> [TASKS TO COMPLETE]:
**1)** In the wedding etiquette article, how far must a guest travel to be completely excused from giving the couple a gift?
**2)** Please print the wedding etiquette article from "Wrong. There needs" up to and including "get a gift.".

Rule #9: "No kids. If kids are needed for the ceremony, a car should be waiting." I'd like to think my wife and I were pioneers in this area. If you want to bring your kid to a wedding, have the grace to wait out in the lobby until the ceremony is over.
Rule #15: "It's fine if someone else wears white."
It damn well is not! I hate to sound like an old man yelling at clouds, but there are a few traditions we should hold onto. One of those is you don't wear white at someone else's wedding.
If the bride doesn't want to wear white, that's her decision. But you don't get to draw attention to yourself at someone else's wedding. Especially when you're a parent of one of the people getting married. You deserve to have scorn heaped upon you.
Also, you don't announce your pregnancy or propose to your significant other at someone else's wedding. This day is about the two people getting married, it's not your chance to showboat. So, unless you're the bride, no white at weddings.
Rule #13: "If you travel from out of town, you don't need to get the couple a gift."
Wrong. There needs to be an inverse correlation between distance traveled and the gift cost. The farther you travel, the cheaper your gift can be. If you travel more than 500 miles or take a plane, you absolutely do not have to get a gift.
Rule #14: "Actually, all gifts are banned." Whoa, settle down, Slate. Don't let all this rule-making go to your head. Just because you were too late to scoop up the gravy boat on sale at Target doesn't mean you can ruin wedding gifts for everyone else.
Maybe you need to be put in another headlock.

(Dataset records)
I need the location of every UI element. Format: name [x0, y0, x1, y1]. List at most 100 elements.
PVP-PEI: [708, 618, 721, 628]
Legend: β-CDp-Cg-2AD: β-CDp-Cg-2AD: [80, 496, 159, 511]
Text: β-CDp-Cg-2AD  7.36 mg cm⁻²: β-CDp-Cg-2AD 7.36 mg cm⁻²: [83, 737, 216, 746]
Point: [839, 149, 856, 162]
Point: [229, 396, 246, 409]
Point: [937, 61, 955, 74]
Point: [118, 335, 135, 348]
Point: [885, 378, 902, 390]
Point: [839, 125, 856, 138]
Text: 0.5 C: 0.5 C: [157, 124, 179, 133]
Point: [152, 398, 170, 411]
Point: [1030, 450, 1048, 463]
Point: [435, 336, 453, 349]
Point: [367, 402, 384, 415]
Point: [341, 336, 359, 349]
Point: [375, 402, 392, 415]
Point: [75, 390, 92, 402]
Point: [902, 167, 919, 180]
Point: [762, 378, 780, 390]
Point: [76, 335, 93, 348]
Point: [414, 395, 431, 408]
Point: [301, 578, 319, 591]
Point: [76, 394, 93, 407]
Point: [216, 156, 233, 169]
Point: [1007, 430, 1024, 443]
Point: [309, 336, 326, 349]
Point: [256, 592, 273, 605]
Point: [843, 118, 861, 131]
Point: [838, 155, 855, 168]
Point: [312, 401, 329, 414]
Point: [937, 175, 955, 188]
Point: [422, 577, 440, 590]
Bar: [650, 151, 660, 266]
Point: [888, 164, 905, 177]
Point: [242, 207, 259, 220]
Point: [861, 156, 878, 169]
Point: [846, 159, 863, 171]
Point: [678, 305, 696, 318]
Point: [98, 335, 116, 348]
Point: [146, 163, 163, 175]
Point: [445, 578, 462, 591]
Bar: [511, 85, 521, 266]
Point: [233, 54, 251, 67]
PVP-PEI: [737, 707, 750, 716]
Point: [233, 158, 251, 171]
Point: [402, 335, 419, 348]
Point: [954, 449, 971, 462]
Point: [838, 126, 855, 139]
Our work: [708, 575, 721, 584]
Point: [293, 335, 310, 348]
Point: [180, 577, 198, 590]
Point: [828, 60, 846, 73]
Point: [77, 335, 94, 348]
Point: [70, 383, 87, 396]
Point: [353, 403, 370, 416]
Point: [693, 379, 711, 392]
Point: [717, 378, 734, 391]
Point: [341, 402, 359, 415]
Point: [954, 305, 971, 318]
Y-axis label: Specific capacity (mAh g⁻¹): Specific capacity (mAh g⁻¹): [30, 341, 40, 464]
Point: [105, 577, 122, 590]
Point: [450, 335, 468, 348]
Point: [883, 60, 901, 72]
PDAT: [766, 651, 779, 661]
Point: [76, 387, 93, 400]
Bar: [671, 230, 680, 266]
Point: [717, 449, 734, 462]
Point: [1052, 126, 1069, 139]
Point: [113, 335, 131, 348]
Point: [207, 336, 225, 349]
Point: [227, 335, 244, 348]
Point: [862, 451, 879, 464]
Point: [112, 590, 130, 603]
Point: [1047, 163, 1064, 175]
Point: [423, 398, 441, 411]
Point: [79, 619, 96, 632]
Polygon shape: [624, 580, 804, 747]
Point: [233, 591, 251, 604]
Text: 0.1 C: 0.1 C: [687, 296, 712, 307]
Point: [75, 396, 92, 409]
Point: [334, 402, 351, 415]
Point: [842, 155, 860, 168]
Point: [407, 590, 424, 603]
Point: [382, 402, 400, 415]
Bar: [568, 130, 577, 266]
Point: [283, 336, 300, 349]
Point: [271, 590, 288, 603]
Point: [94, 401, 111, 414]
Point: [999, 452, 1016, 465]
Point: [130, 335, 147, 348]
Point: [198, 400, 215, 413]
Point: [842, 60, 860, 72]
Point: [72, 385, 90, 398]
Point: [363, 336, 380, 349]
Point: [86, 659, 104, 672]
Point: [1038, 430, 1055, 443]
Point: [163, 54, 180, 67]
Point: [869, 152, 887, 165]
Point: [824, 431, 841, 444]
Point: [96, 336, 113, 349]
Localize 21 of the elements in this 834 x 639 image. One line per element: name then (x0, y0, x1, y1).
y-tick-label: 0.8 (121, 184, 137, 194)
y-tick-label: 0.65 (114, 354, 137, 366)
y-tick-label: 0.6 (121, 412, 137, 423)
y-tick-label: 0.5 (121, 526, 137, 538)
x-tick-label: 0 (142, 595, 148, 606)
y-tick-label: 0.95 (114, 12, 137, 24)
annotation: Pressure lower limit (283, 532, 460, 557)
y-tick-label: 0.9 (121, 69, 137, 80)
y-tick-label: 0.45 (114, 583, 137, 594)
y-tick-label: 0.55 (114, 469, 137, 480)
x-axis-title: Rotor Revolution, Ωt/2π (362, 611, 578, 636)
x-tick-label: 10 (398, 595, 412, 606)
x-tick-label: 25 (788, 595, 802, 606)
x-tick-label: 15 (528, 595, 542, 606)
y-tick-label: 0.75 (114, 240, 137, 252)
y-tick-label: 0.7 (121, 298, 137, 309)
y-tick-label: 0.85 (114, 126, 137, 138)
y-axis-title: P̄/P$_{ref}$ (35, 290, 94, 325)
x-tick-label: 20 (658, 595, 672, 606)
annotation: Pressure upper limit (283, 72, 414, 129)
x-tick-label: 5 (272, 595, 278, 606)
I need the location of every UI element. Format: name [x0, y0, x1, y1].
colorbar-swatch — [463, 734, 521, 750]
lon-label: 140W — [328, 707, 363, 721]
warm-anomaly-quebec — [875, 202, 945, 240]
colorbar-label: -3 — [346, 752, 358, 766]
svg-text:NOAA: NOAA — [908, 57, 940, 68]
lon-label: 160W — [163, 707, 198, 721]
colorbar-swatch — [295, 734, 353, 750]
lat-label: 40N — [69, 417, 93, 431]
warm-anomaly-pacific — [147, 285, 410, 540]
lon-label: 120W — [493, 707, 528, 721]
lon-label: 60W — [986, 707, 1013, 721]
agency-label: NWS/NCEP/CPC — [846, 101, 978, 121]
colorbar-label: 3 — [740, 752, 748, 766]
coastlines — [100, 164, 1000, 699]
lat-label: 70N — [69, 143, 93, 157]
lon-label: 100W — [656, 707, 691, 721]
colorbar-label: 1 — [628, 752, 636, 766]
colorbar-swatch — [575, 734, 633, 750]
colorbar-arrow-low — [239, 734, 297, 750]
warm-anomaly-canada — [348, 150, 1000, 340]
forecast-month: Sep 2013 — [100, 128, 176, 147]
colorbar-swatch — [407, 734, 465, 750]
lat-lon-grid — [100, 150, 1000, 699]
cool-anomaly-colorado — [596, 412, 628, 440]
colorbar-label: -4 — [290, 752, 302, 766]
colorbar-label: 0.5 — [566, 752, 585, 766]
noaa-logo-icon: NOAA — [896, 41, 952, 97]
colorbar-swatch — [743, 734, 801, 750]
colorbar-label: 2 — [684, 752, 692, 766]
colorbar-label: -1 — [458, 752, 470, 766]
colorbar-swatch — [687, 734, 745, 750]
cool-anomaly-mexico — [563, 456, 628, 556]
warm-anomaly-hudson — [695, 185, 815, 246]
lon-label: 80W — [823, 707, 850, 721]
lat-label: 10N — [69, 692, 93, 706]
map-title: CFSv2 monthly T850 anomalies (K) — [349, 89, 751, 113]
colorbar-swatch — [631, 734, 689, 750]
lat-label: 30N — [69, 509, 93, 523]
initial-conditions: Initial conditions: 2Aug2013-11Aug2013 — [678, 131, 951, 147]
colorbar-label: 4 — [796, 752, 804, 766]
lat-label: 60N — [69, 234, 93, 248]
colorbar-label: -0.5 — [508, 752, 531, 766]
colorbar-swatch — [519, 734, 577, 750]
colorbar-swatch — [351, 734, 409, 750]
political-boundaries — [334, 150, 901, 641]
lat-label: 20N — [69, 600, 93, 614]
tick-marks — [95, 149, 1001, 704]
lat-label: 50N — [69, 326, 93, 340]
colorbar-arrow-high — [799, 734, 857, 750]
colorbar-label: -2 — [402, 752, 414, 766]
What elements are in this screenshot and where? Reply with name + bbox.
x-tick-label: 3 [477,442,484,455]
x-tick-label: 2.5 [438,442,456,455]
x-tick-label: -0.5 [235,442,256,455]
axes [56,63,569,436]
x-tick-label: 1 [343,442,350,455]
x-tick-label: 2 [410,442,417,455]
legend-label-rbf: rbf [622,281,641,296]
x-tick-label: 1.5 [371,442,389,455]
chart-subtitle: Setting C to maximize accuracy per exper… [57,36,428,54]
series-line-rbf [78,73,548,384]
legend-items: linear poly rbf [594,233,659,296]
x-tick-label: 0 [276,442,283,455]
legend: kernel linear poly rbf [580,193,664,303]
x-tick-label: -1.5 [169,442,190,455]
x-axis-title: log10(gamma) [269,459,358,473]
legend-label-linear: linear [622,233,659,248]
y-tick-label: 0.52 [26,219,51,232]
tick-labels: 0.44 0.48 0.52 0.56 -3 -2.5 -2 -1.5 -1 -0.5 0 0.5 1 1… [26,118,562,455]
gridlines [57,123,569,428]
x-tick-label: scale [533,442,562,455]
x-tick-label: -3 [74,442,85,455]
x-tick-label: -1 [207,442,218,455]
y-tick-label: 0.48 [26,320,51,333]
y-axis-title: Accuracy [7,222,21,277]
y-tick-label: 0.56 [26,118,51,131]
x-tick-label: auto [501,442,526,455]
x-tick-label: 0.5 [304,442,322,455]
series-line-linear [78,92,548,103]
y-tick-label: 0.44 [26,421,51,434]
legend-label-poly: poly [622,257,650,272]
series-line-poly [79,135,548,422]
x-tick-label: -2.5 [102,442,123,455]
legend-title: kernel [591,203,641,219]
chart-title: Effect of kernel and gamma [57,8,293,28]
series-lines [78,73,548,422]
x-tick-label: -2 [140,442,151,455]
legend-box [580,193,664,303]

> [RESPONSES IN ORDER]:
**1)** More than 500 miles, or any trip by plane.

**2)**
Wrong. There needs to be an inverse correlation between distance traveled and the gift cost. The farther you travel, the cheaper your gift can be. If you travel more than 500 miles or take a plane, you absolutely do not have to get a gift.